-- Directions for this task --
Take every line from the listing below that contains "desc".

-- Information provided --
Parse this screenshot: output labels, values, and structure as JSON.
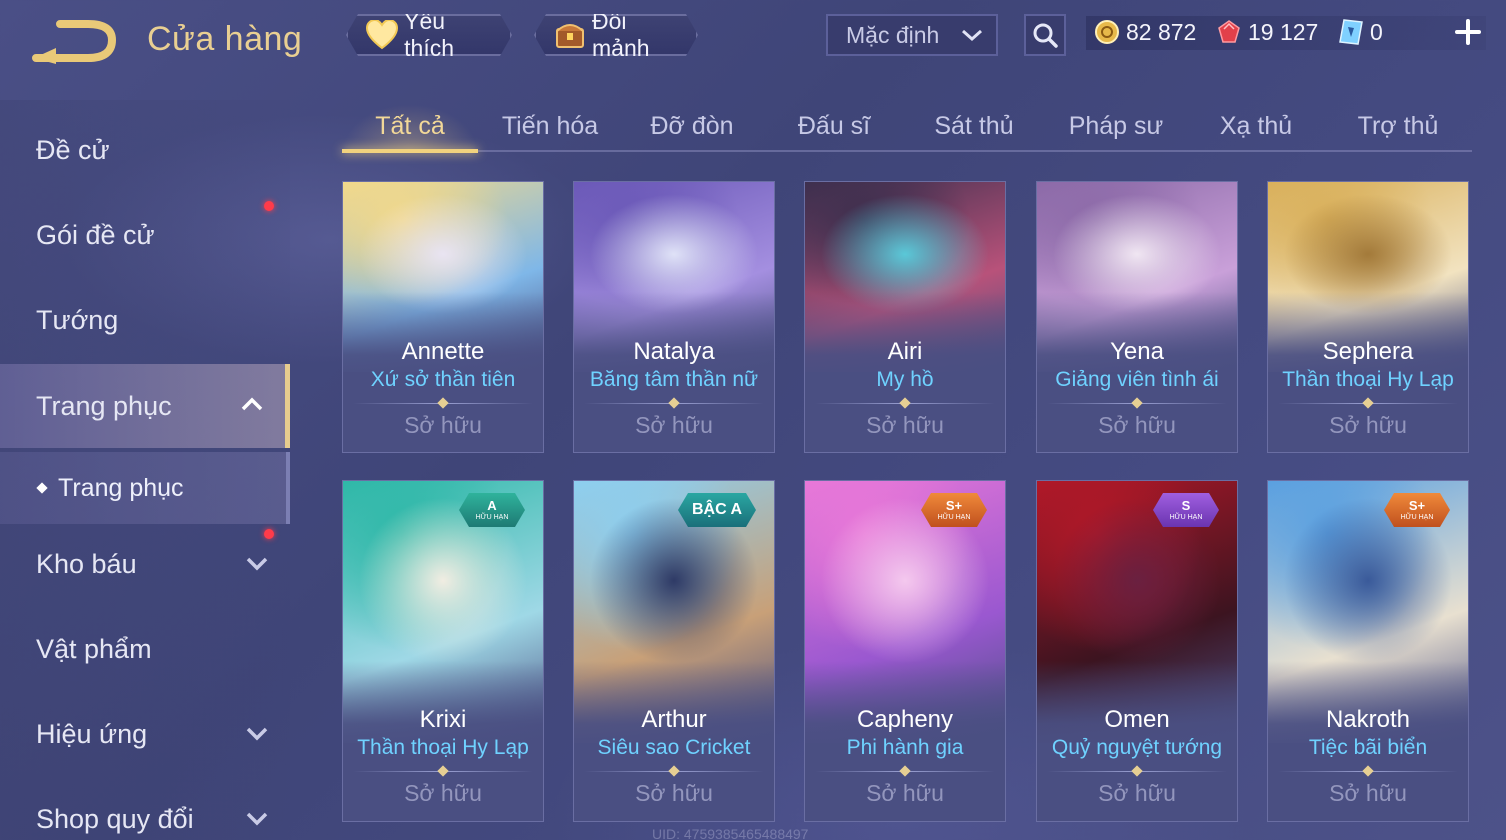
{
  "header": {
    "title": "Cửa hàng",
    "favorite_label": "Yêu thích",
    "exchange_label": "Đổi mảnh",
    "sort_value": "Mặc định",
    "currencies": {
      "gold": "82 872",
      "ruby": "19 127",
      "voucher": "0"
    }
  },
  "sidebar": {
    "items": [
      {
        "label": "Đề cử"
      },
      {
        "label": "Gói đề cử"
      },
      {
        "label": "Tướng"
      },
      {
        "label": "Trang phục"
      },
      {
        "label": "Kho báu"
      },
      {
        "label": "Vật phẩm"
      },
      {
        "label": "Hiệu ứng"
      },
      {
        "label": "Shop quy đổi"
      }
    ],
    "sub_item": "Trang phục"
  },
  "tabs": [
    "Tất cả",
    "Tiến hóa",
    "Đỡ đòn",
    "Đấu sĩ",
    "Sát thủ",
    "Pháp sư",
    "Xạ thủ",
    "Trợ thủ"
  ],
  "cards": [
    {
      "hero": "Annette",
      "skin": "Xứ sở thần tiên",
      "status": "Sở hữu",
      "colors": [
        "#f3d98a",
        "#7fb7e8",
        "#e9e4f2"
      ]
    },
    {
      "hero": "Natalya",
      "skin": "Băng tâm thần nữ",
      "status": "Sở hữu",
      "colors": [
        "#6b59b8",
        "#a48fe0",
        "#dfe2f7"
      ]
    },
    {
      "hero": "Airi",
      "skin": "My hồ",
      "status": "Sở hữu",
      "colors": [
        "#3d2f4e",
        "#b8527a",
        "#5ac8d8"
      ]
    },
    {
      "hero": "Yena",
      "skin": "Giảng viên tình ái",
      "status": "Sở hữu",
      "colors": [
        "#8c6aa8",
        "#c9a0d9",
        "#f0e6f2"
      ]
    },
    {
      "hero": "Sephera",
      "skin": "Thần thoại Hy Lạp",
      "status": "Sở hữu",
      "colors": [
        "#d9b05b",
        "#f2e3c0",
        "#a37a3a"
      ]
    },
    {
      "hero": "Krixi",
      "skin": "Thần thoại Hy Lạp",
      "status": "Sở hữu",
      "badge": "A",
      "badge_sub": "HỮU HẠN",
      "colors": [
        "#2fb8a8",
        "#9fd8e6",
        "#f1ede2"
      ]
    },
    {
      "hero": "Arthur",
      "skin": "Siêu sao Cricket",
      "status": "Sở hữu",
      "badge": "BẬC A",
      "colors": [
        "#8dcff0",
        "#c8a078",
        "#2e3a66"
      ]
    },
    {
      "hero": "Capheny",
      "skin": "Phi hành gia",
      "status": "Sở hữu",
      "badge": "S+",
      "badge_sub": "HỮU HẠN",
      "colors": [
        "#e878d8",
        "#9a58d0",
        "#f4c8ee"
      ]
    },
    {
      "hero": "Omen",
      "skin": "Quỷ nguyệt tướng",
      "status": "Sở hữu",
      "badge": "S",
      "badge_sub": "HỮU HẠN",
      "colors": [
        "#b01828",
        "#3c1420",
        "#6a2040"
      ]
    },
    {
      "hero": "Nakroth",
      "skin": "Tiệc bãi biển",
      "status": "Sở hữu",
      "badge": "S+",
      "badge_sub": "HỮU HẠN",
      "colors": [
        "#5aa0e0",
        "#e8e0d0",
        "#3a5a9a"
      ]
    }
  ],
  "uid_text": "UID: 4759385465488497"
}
* * *
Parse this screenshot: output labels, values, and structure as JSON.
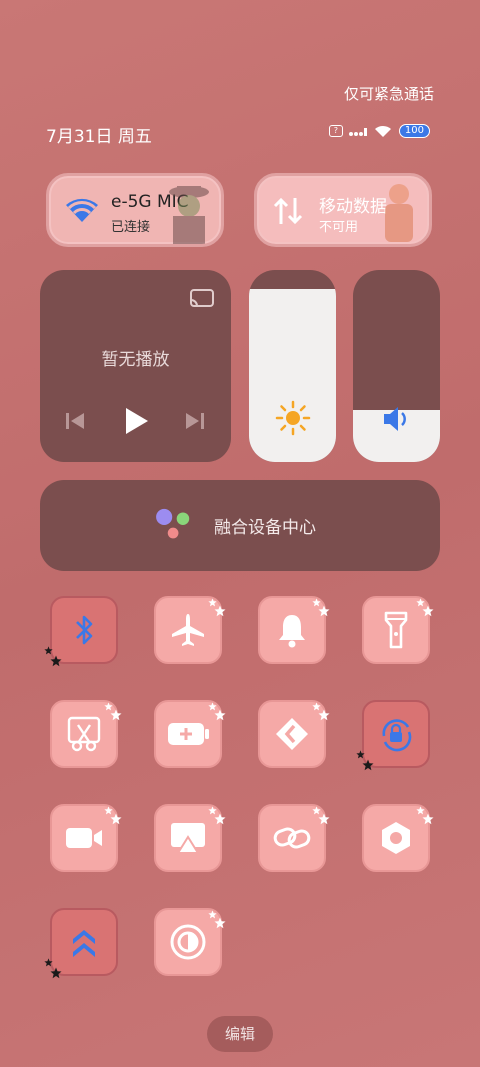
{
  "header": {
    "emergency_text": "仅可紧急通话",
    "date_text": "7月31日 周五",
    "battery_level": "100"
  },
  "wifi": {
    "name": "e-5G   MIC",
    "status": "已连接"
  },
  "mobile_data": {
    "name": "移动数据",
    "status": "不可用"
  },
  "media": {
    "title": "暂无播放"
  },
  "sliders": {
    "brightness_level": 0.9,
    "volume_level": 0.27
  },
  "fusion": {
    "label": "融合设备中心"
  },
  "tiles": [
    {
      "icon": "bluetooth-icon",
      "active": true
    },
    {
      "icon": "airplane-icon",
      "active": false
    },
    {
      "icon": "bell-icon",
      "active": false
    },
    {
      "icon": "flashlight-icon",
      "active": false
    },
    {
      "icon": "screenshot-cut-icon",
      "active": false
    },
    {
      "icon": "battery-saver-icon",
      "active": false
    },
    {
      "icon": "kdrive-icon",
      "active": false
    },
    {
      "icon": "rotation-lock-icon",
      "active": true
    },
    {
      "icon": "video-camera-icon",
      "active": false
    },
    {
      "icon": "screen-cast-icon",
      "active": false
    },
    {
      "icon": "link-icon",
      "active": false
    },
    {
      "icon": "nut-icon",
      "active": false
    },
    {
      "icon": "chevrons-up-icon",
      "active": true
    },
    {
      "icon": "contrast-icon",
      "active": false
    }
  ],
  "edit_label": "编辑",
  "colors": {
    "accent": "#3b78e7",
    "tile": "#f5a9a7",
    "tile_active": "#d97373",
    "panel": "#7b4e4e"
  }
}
==
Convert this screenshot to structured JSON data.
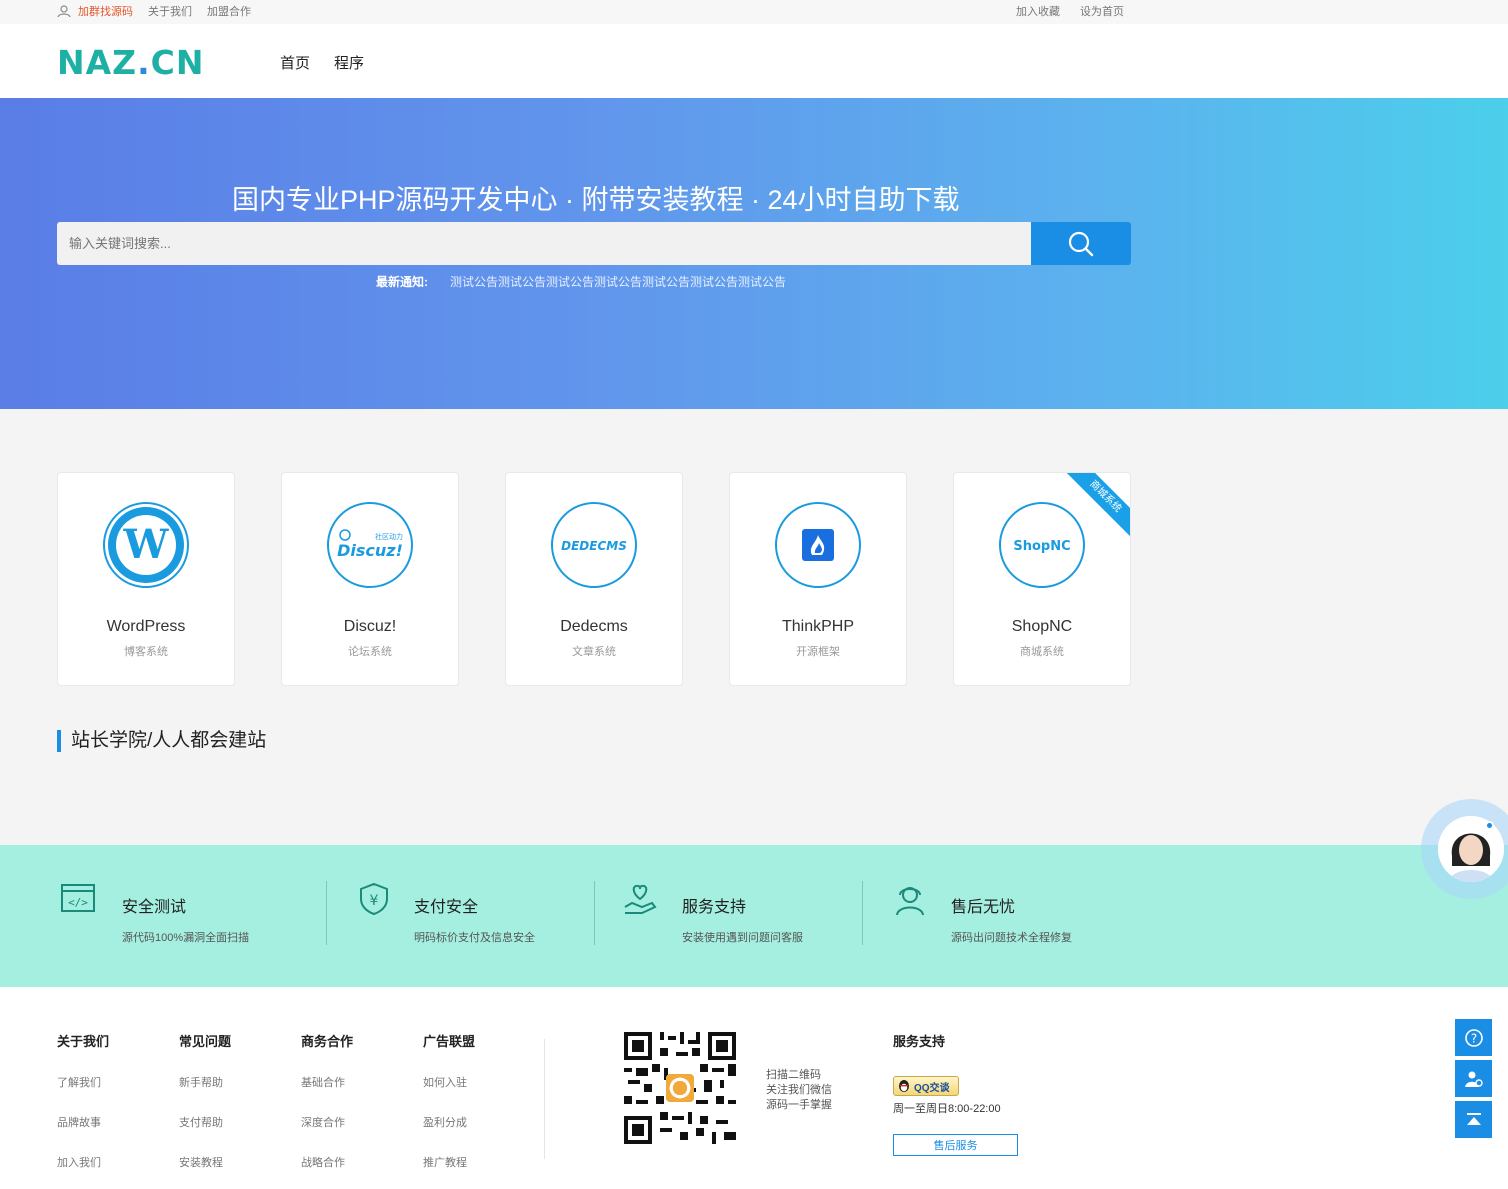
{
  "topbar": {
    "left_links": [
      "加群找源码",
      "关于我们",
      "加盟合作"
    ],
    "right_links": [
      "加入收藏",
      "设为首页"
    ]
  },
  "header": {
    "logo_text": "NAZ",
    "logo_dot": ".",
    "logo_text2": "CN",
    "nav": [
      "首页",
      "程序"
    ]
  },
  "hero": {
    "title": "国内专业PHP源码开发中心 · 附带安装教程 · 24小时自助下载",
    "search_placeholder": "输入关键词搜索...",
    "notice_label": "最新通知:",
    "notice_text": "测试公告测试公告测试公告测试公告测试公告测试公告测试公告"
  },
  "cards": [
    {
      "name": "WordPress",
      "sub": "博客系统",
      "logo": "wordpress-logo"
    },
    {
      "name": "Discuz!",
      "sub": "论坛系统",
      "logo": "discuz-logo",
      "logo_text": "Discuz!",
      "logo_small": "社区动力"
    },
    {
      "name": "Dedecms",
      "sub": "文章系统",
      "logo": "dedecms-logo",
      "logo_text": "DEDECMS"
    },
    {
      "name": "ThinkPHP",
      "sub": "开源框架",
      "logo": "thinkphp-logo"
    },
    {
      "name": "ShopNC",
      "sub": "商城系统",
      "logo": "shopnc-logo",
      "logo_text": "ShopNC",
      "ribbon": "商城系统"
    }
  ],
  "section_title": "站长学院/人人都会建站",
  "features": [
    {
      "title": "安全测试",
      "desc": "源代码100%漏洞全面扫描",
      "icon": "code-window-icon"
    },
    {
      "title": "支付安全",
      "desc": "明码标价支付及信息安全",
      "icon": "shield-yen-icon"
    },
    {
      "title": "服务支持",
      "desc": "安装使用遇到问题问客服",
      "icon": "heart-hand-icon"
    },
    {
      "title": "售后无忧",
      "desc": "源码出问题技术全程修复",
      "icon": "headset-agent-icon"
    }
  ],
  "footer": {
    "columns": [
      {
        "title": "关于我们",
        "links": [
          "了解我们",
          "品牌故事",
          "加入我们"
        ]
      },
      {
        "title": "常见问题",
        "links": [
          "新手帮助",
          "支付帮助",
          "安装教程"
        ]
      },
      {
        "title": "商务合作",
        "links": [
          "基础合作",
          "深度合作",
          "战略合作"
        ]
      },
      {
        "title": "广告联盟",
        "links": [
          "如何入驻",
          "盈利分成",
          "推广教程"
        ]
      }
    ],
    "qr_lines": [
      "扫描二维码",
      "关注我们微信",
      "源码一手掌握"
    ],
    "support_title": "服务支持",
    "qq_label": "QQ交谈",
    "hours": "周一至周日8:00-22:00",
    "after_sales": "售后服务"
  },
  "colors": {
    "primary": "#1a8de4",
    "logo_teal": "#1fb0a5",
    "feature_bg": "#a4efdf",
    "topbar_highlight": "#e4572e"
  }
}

-- Result --
      "desc": "源代码100%漏洞全面扫描",
      "desc": "明码标价支付及信息安全",
      "desc": "安装使用遇到问题问客服",
      "desc": "源码出问题技术全程修复",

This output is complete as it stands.